WRITTEN INSTRUCTION
Find every line with the word "Saint". Copy those lines.

DATA SHOWN
□ □ □ □

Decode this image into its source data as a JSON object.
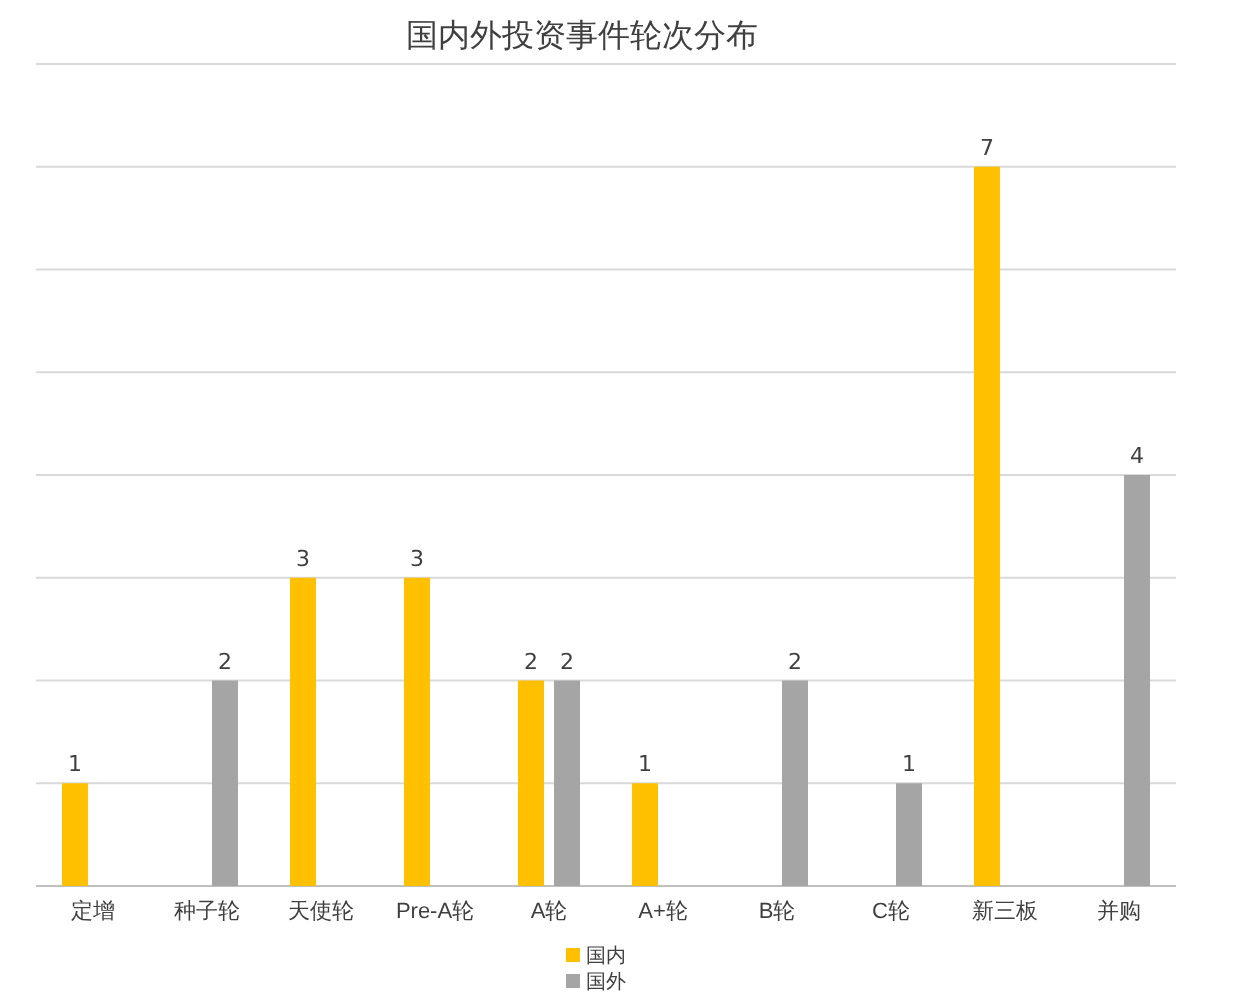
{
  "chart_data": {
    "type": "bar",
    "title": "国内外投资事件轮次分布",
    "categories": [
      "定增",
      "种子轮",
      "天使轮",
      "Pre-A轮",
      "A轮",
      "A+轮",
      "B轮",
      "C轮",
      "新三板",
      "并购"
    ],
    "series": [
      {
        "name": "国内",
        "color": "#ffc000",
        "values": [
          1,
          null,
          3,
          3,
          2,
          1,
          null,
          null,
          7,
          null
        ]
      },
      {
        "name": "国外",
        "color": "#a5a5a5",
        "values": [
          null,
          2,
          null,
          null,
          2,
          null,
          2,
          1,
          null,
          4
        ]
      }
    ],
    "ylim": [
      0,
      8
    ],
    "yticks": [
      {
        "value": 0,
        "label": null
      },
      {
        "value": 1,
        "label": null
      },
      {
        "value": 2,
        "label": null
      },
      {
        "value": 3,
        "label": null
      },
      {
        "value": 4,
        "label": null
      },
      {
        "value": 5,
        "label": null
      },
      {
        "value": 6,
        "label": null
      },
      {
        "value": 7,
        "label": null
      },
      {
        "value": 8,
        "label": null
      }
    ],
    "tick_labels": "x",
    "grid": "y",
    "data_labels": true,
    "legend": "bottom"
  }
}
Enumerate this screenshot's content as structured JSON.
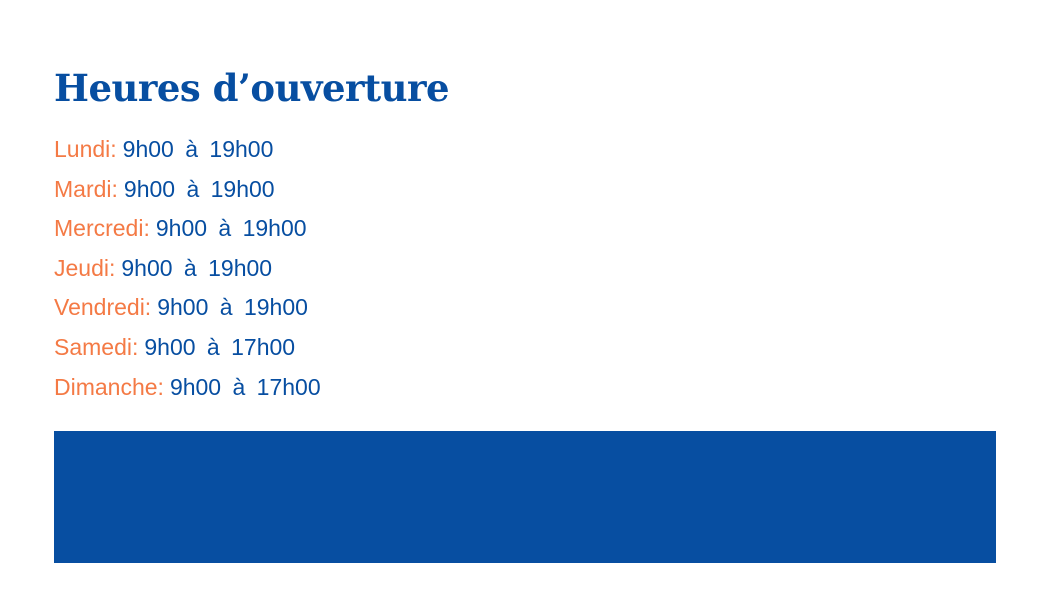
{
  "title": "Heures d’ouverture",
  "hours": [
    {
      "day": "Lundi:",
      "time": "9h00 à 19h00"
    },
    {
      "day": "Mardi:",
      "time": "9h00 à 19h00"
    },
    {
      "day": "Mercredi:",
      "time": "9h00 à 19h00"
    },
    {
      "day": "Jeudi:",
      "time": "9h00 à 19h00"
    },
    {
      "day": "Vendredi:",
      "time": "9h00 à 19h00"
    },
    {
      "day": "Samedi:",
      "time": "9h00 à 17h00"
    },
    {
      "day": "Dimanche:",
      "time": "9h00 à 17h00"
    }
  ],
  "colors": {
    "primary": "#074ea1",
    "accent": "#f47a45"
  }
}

□ □ □ □

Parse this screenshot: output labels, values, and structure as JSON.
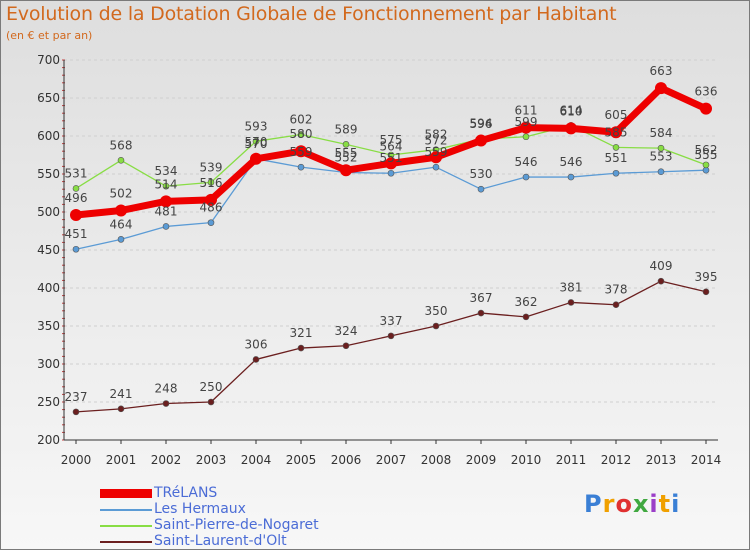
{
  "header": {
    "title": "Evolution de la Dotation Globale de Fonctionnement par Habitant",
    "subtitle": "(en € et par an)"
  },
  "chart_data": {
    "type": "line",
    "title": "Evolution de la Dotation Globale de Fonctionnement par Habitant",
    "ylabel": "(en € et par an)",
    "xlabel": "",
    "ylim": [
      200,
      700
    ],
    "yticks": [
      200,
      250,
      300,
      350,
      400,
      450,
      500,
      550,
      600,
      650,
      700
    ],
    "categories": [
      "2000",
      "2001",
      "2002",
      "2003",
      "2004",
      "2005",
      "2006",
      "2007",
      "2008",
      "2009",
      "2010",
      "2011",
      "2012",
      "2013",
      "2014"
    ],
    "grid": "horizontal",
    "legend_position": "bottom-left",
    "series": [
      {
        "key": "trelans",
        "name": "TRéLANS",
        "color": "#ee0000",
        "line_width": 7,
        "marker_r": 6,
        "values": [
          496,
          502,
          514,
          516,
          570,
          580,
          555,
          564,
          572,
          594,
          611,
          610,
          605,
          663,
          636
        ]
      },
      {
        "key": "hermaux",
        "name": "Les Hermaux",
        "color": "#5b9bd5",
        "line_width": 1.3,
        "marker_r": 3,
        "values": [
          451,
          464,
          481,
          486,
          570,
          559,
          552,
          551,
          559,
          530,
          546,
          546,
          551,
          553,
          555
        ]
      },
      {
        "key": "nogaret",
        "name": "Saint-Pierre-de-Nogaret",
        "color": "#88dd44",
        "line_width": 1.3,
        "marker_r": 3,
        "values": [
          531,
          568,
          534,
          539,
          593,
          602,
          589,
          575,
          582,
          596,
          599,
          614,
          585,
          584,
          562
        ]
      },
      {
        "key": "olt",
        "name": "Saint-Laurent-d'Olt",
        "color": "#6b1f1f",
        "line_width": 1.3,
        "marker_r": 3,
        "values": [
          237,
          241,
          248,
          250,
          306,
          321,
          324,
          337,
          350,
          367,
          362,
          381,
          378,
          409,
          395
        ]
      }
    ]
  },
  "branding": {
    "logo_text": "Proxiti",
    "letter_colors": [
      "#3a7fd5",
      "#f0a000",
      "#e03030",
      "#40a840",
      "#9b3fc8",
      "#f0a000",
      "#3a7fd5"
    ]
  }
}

□ □ □ □

FINAL RESULT
        "name": "Saint-Pierre-de-Nogaret",
        "name": "Saint-Laurent-d'Olt",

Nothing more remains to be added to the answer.